- GOAL -
Swap "x-tick-sublabel" for "x-tick-caption" in the lines between the line holding "x-tick-sublabel: (b) —" and the line holding "data-label-liquid: 22.93 —", inclusive, and change nothing else. Return only those lines.

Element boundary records
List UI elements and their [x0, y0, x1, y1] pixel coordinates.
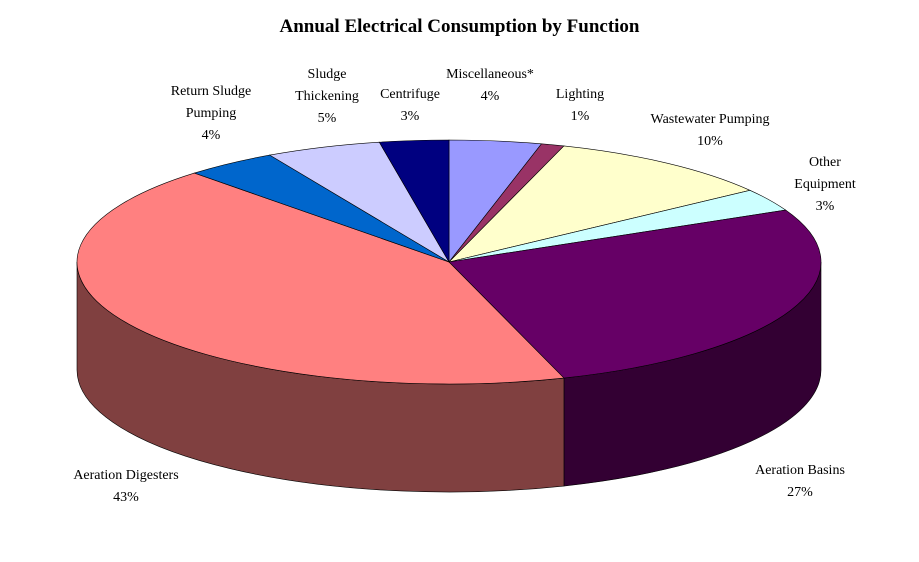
data-label: Centrifuge 3%: [370, 84, 450, 128]
label-name: Sludge Thickening: [295, 67, 359, 104]
slice: [76, 172, 565, 385]
label-value: 10%: [697, 134, 723, 149]
label-value: 43%: [113, 490, 139, 505]
label-value: 3%: [815, 199, 835, 214]
label-value: 4%: [201, 128, 221, 143]
data-label: Lighting 1%: [545, 84, 615, 128]
label-name: Other Equipment: [794, 155, 856, 192]
label-name: Miscellaneous*: [446, 67, 534, 82]
label-name: Wastewater Pumping: [650, 112, 770, 127]
chart-title: Annual Electrical Consumption by Functio…: [279, 16, 640, 37]
label-value: 27%: [787, 485, 813, 500]
data-label: Return Sludge Pumping 4%: [161, 81, 261, 147]
label-value: 5%: [317, 111, 337, 126]
data-label: Other Equipment 3%: [785, 152, 865, 218]
label-value: 1%: [570, 109, 590, 124]
label-name: Return Sludge Pumping: [170, 84, 252, 121]
slice: [448, 145, 751, 263]
data-label: Aeration Basins 27%: [740, 460, 860, 504]
data-label: Miscellaneous* 4%: [430, 64, 550, 108]
label-name: Lighting: [555, 87, 605, 102]
label-value: 4%: [480, 89, 500, 104]
label-name: Aeration Basins: [755, 463, 845, 478]
data-label: Aeration Digesters 43%: [56, 465, 196, 509]
data-label: Wastewater Pumping 10%: [630, 109, 790, 153]
label-value: 3%: [400, 109, 420, 124]
data-label: Sludge Thickening 5%: [287, 64, 367, 130]
slice: [378, 139, 450, 264]
label-name: Centrifuge: [380, 87, 440, 102]
label-name: Aeration Digesters: [73, 468, 179, 483]
slice: [448, 209, 822, 379]
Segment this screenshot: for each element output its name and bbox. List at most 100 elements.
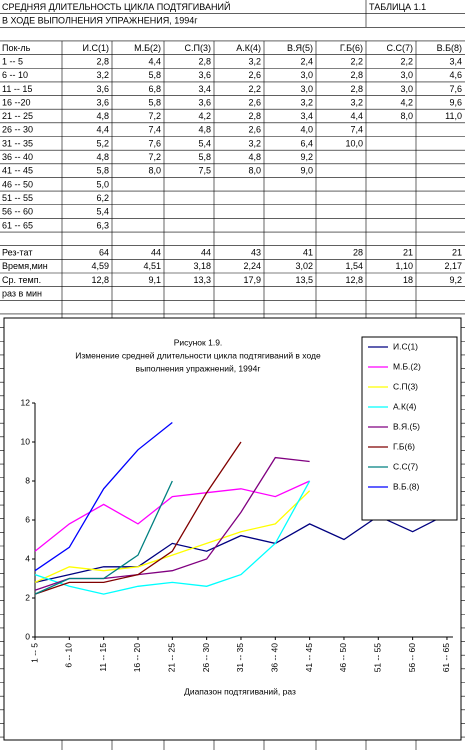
cell: 4,2 xyxy=(198,111,211,121)
row-label: 61 -- 65 xyxy=(2,220,33,230)
cell: 4,2 xyxy=(400,97,413,107)
row-label: 31 -- 35 xyxy=(2,138,33,148)
row-label: Ср. темп. xyxy=(2,275,41,285)
cell: 5,0 xyxy=(96,179,109,189)
cell: 3,02 xyxy=(295,261,313,271)
row-label: Пок-ль xyxy=(2,43,31,53)
cell: 1,10 xyxy=(395,261,413,271)
cell: 5,8 xyxy=(198,152,211,162)
cell: 11,0 xyxy=(445,111,462,121)
legend-label: А.К(4) xyxy=(393,401,417,411)
cell: 7,4 xyxy=(350,125,363,135)
cell: 3,2 xyxy=(248,56,261,66)
series-line xyxy=(34,441,242,595)
cell: 4,4 xyxy=(96,125,109,135)
row-label: 46 -- 50 xyxy=(2,179,33,189)
row-label: 51 -- 55 xyxy=(2,193,33,203)
cell: 28 xyxy=(353,248,363,258)
legend-label: В.Я.(5) xyxy=(393,421,420,431)
cell: 3,6 xyxy=(198,70,211,80)
cell: 2,4 xyxy=(300,56,313,66)
cell: 3,2 xyxy=(96,70,109,80)
table-title: СРЕДНЯЯ ДЛИТЕЛЬНОСТЬ ЦИКЛА ПОДТЯГИВАНИЙ xyxy=(2,1,230,12)
cell: 7,5 xyxy=(198,166,211,176)
cell: 4,59 xyxy=(91,261,109,271)
cell: 6,8 xyxy=(148,84,161,94)
legend-label: М.Б.(2) xyxy=(393,361,421,371)
cell: 4,51 xyxy=(143,261,161,271)
cell: 18 xyxy=(403,275,413,285)
legend-label: Г.Б(6) xyxy=(393,441,415,451)
cell: 4,8 xyxy=(96,111,109,121)
row-label: 41 -- 45 xyxy=(2,166,33,176)
x-tick-label: 51 -- 55 xyxy=(373,643,383,673)
cell: 4,0 xyxy=(300,125,313,135)
chart-title: Рисунок 1.9. xyxy=(174,337,223,347)
cell: 6,2 xyxy=(96,193,109,203)
cell: 3,0 xyxy=(300,70,313,80)
cell: С.С(7) xyxy=(387,43,414,53)
cell: 3,6 xyxy=(96,97,109,107)
y-tick-label: 6 xyxy=(25,514,30,524)
cell: 12,8 xyxy=(91,275,109,285)
cell: 8,0 xyxy=(148,166,161,176)
row-label: 21 -- 25 xyxy=(2,111,33,121)
y-tick-label: 2 xyxy=(25,592,30,602)
cell: 3,6 xyxy=(198,97,211,107)
cell: 3,0 xyxy=(300,84,313,94)
cell: 12,8 xyxy=(345,275,363,285)
cell: 9,0 xyxy=(300,166,313,176)
cell: 21 xyxy=(452,248,462,258)
series-line xyxy=(34,490,311,583)
cell: 5,2 xyxy=(96,138,109,148)
cell: 4,6 xyxy=(449,70,462,80)
x-tick-label: 11 -- 15 xyxy=(98,643,108,672)
cell: С.П(3) xyxy=(185,43,211,53)
cell: 17,9 xyxy=(243,275,261,285)
cell: 10,0 xyxy=(345,138,363,148)
cell: 3,4 xyxy=(449,56,462,66)
cell: 3,0 xyxy=(400,84,413,94)
cell: 3,0 xyxy=(400,70,413,80)
x-tick-label: 1 -- 5 xyxy=(29,643,39,663)
series-line xyxy=(34,480,310,552)
cell: 4,8 xyxy=(198,125,211,135)
cell: 3,6 xyxy=(96,84,109,94)
cell: 7,4 xyxy=(148,125,161,135)
cell: 2,2 xyxy=(248,84,261,94)
cell: 3,2 xyxy=(350,97,363,107)
y-tick-label: 12 xyxy=(21,397,31,407)
cell: 44 xyxy=(201,248,211,258)
row-label: Время,мин xyxy=(2,261,48,271)
cell: 6,3 xyxy=(96,220,109,230)
row-label: раз в мин xyxy=(2,289,42,299)
cell: 3,4 xyxy=(300,111,313,121)
series-line xyxy=(34,480,311,595)
series-line xyxy=(34,480,173,595)
cell: 2,8 xyxy=(248,111,261,121)
row-label: 16 --20 xyxy=(2,97,31,107)
cell: А.К(4) xyxy=(236,43,261,53)
x-tick-label: 41 -- 45 xyxy=(304,643,314,673)
row-label: 1 -- 5 xyxy=(2,56,23,66)
cell: И.С(1) xyxy=(83,43,109,53)
row-label: 56 -- 60 xyxy=(2,207,33,217)
x-tick-label: 61 -- 65 xyxy=(441,643,451,673)
cell: 43 xyxy=(251,248,261,258)
legend-label: И.С(1) xyxy=(393,341,418,351)
cell: 7,6 xyxy=(148,138,161,148)
cell: 2,24 xyxy=(243,261,261,271)
cell: 7,6 xyxy=(449,84,462,94)
cell: 5,8 xyxy=(96,166,109,176)
row-label: 26 -- 30 xyxy=(2,125,33,135)
cell: Г.Б(6) xyxy=(340,43,363,53)
cell: 2,6 xyxy=(248,97,261,107)
row-label: 36 -- 40 xyxy=(2,152,33,162)
legend-label: С.С(7) xyxy=(393,461,418,471)
x-tick-label: 26 -- 30 xyxy=(201,643,211,673)
cell: 9,2 xyxy=(449,275,462,285)
cell: 2,8 xyxy=(350,70,363,80)
x-tick-label: 46 -- 50 xyxy=(338,643,348,673)
cell: 6,4 xyxy=(300,138,313,148)
cell: 13,5 xyxy=(295,275,313,285)
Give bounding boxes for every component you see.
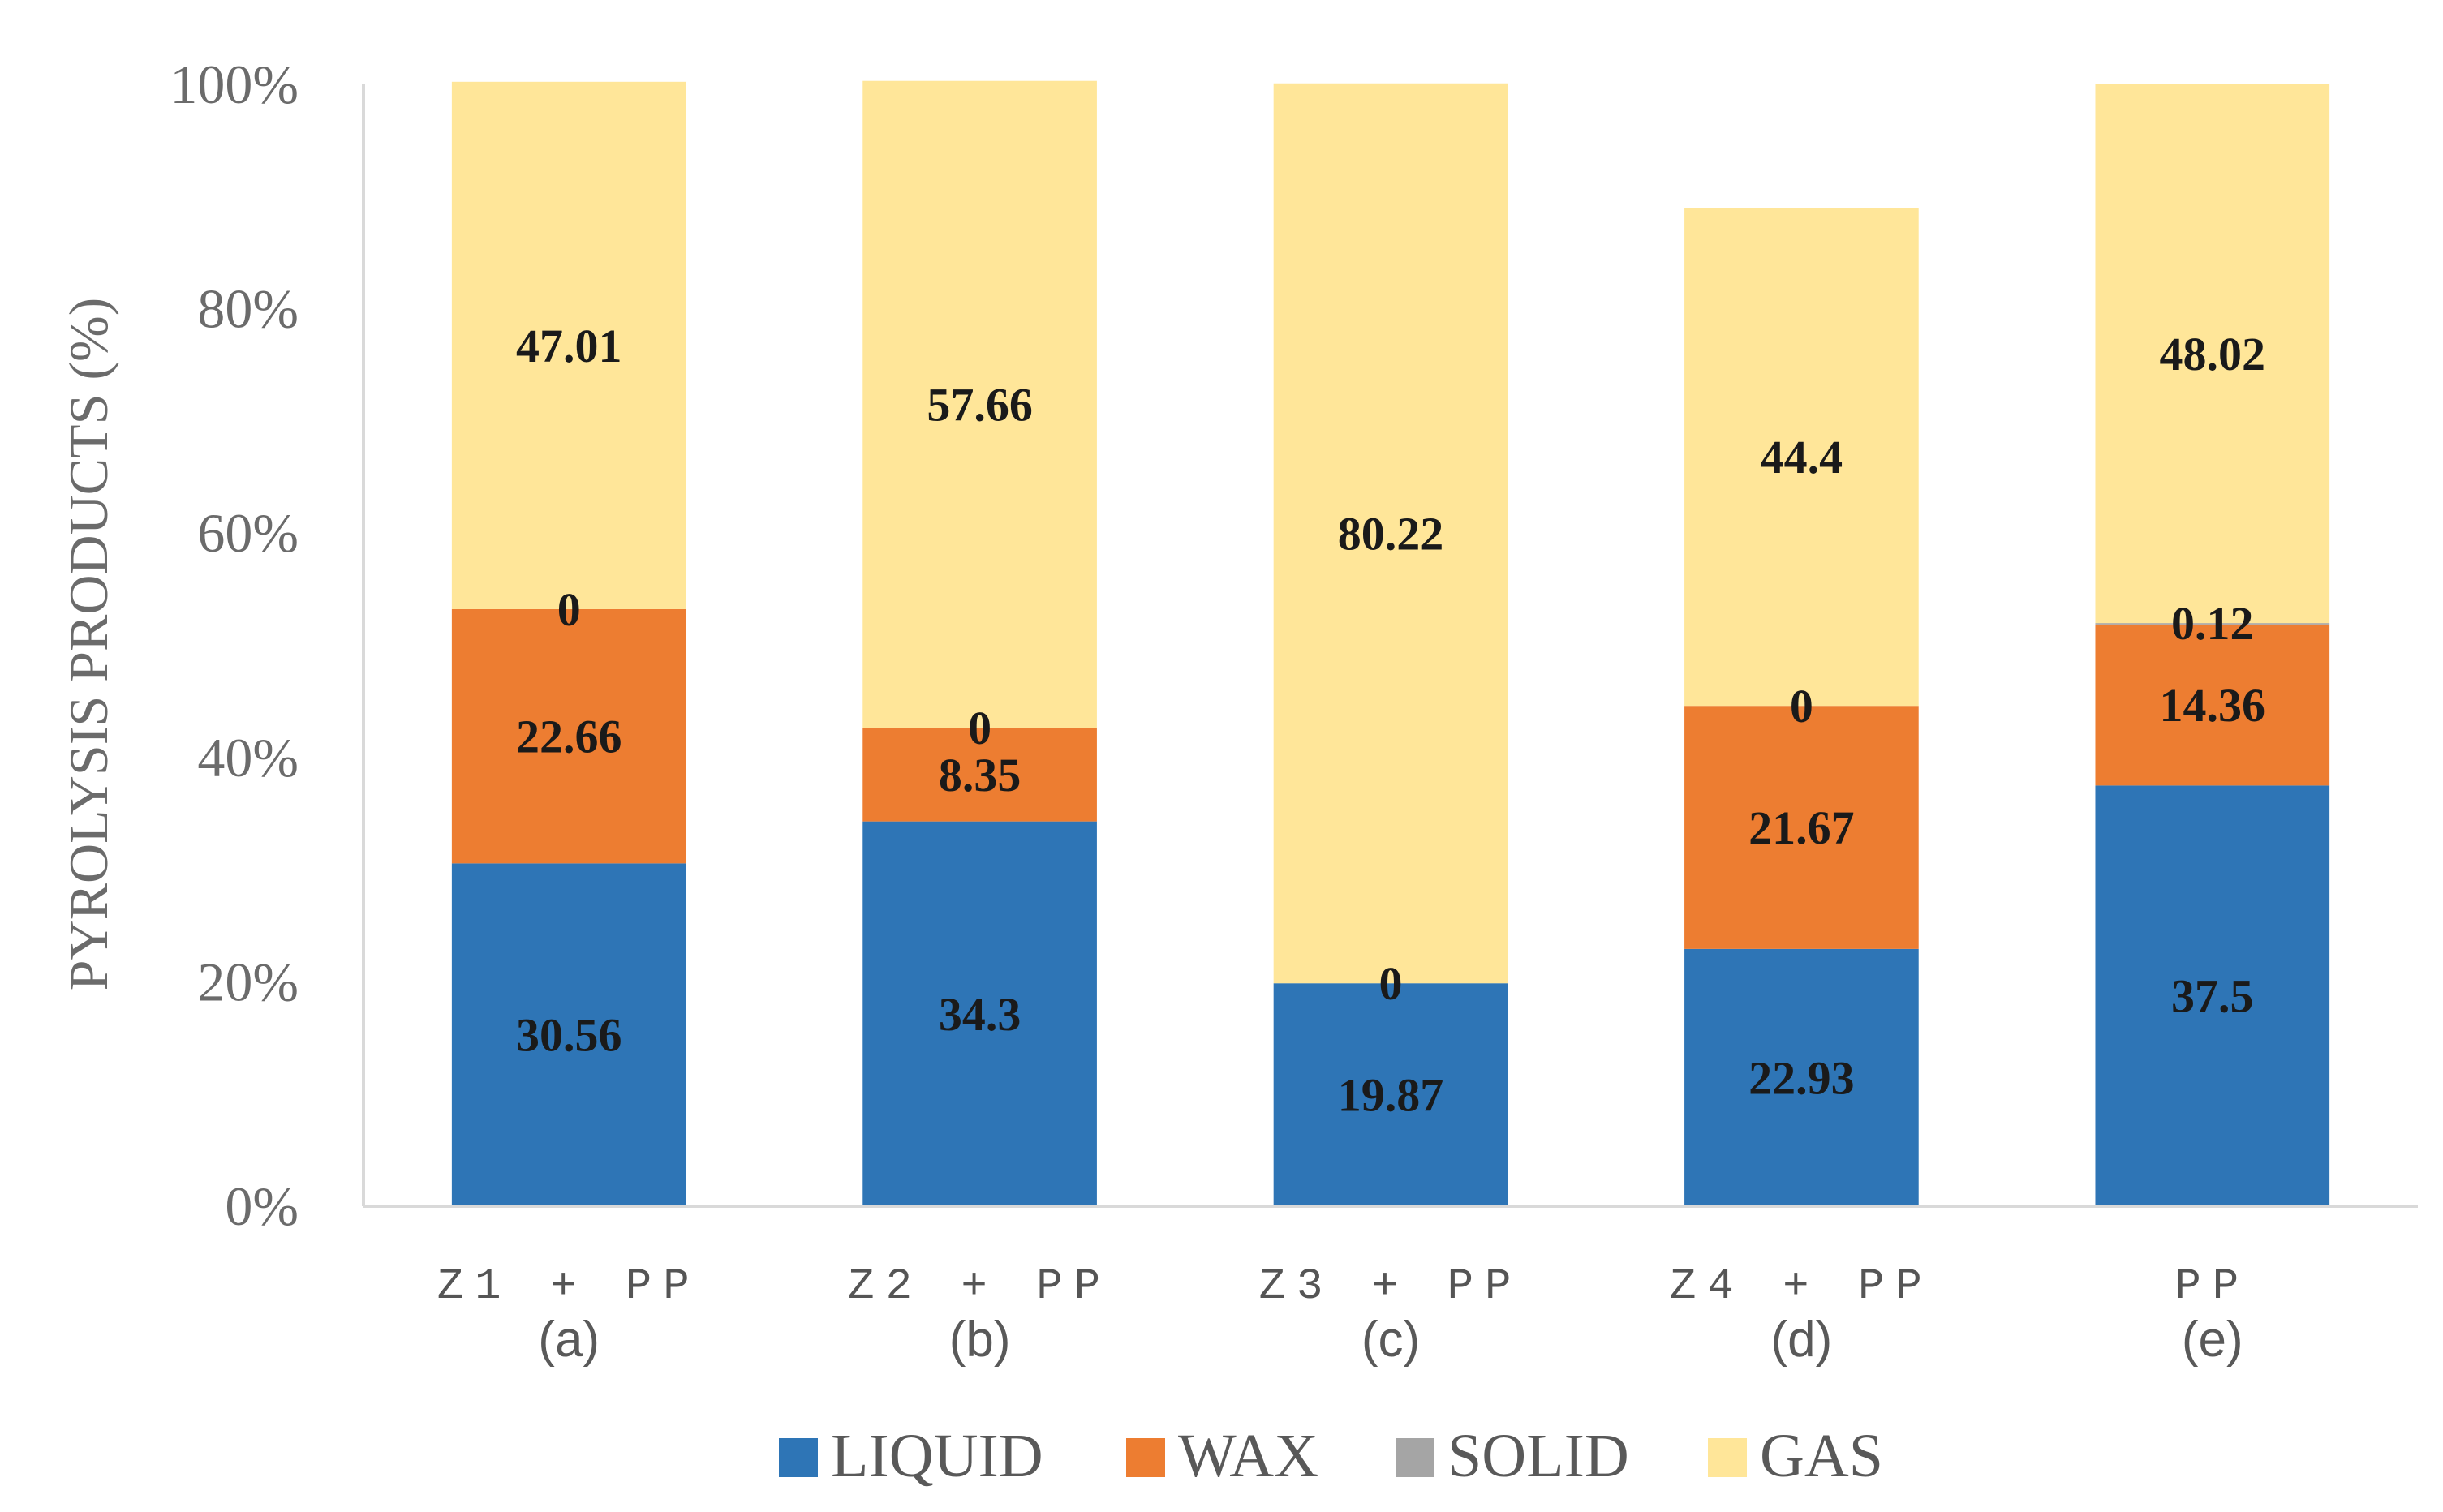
x-tick-sublabel: (b) — [949, 1312, 1011, 1368]
legend-swatch-solid — [1396, 1438, 1434, 1477]
bar-segment-liquid — [2095, 785, 2330, 1206]
bar-segment-solid — [2095, 623, 2330, 625]
bar-segment-wax — [1684, 706, 1919, 949]
data-label-gas: 57.66 — [927, 378, 1033, 431]
x-tick-sublabel: (d) — [1771, 1312, 1833, 1368]
legend-label-liquid: LIQUID — [831, 1422, 1043, 1490]
data-label-wax: 21.67 — [1748, 801, 1855, 854]
legend-label-gas: GAS — [1760, 1422, 1883, 1490]
bar-segment-wax — [2095, 624, 2330, 786]
x-tick-sublabel: (e) — [2182, 1312, 2243, 1368]
bar-segment-gas — [2095, 84, 2330, 624]
data-label-liquid: 22.93 — [1748, 1051, 1855, 1104]
y-tick-label: 80% — [197, 278, 299, 340]
bar-segment-liquid — [451, 863, 686, 1206]
data-label-solid: 0 — [1379, 957, 1403, 1010]
bar-segment-gas — [451, 81, 686, 609]
legend-swatch-liquid — [779, 1438, 818, 1477]
data-label-solid: 0 — [1790, 680, 1813, 732]
x-tick-label: Z1 + PP — [437, 1262, 701, 1312]
y-tick-label: 20% — [197, 951, 299, 1012]
legend: LIQUID WAX SOLID GAS — [779, 1422, 1883, 1490]
data-label-gas: 44.4 — [1761, 431, 1843, 483]
x-tick-label: Z2 + PP — [848, 1262, 1112, 1312]
y-axis: 0% 20% 40% 60% 80% 100% — [170, 54, 365, 1237]
data-label-solid: 0 — [557, 583, 581, 636]
bar-segment-wax — [862, 728, 1097, 822]
legend-label-solid: SOLID — [1447, 1422, 1629, 1490]
data-label-gas: 47.01 — [516, 320, 622, 372]
x-axis: Z1 + PP(a) Z2 + PP(b) Z3 + PP(c) Z4 + PP(d)… — [363, 1205, 2418, 1368]
legend-label-wax: WAX — [1178, 1422, 1318, 1490]
y-tick-label: 40% — [197, 727, 299, 788]
data-labels: 30.5622.66047.0134.38.35057.6619.87080.2… — [516, 320, 2265, 1122]
data-label-wax: 22.66 — [516, 711, 622, 763]
data-label-gas: 48.02 — [2160, 328, 2266, 380]
x-tick-sublabel: (c) — [1361, 1312, 1420, 1368]
x-tick-label: Z3 + PP — [1259, 1262, 1523, 1312]
data-label-liquid: 37.5 — [2171, 970, 2254, 1023]
bar-segment-liquid — [862, 821, 1097, 1206]
bar-segment-wax — [451, 608, 686, 864]
bar-segment-gas — [1273, 83, 1508, 984]
legend-swatch-gas — [1708, 1438, 1747, 1477]
data-label-gas: 80.22 — [1338, 507, 1444, 560]
x-tick-label: Z4 + PP — [1670, 1262, 1933, 1312]
data-label-solid: 0 — [968, 702, 991, 754]
y-tick-label: 0% — [225, 1175, 299, 1237]
x-tick-sublabel: (a) — [538, 1312, 600, 1368]
x-tick-label: PP — [2174, 1262, 2250, 1312]
legend-swatch-wax — [1126, 1438, 1165, 1477]
data-label-wax: 14.36 — [2160, 679, 2266, 732]
y-tick-label: 60% — [197, 502, 299, 564]
bar-segment-gas — [862, 80, 1097, 728]
bar-segment-liquid — [1273, 983, 1508, 1206]
data-label-wax: 8.35 — [939, 749, 1022, 801]
data-label-liquid: 19.87 — [1338, 1069, 1444, 1122]
data-label-liquid: 30.56 — [516, 1009, 622, 1062]
y-axis-title: PYROLYSIS PRODUCTS (%) — [58, 298, 119, 991]
bars — [451, 80, 2330, 1206]
y-tick-label: 100% — [170, 54, 299, 115]
data-label-solid: 0.12 — [2171, 597, 2254, 650]
bar-segment-liquid — [1684, 948, 1919, 1206]
bar-segment-gas — [1684, 208, 1919, 707]
data-label-liquid: 34.3 — [939, 988, 1022, 1041]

- THE RESPONSE -
x-tick-caption: (b) — [949, 1312, 1011, 1368]
legend-swatch-solid — [1396, 1438, 1434, 1477]
bar-segment-liquid — [2095, 785, 2330, 1206]
bar-segment-solid — [2095, 623, 2330, 625]
bar-segment-wax — [1684, 706, 1919, 949]
data-label-gas: 57.66 — [927, 378, 1033, 431]
x-tick-caption: (d) — [1771, 1312, 1833, 1368]
legend-label-liquid: LIQUID — [831, 1422, 1043, 1490]
data-label-wax: 21.67 — [1748, 801, 1855, 854]
legend-label-gas: GAS — [1760, 1422, 1883, 1490]
bar-segment-wax — [2095, 624, 2330, 786]
x-tick-caption: (e) — [2182, 1312, 2243, 1368]
bar-segment-gas — [2095, 84, 2330, 624]
data-label-liquid: 22.93 — [1748, 1051, 1855, 1104]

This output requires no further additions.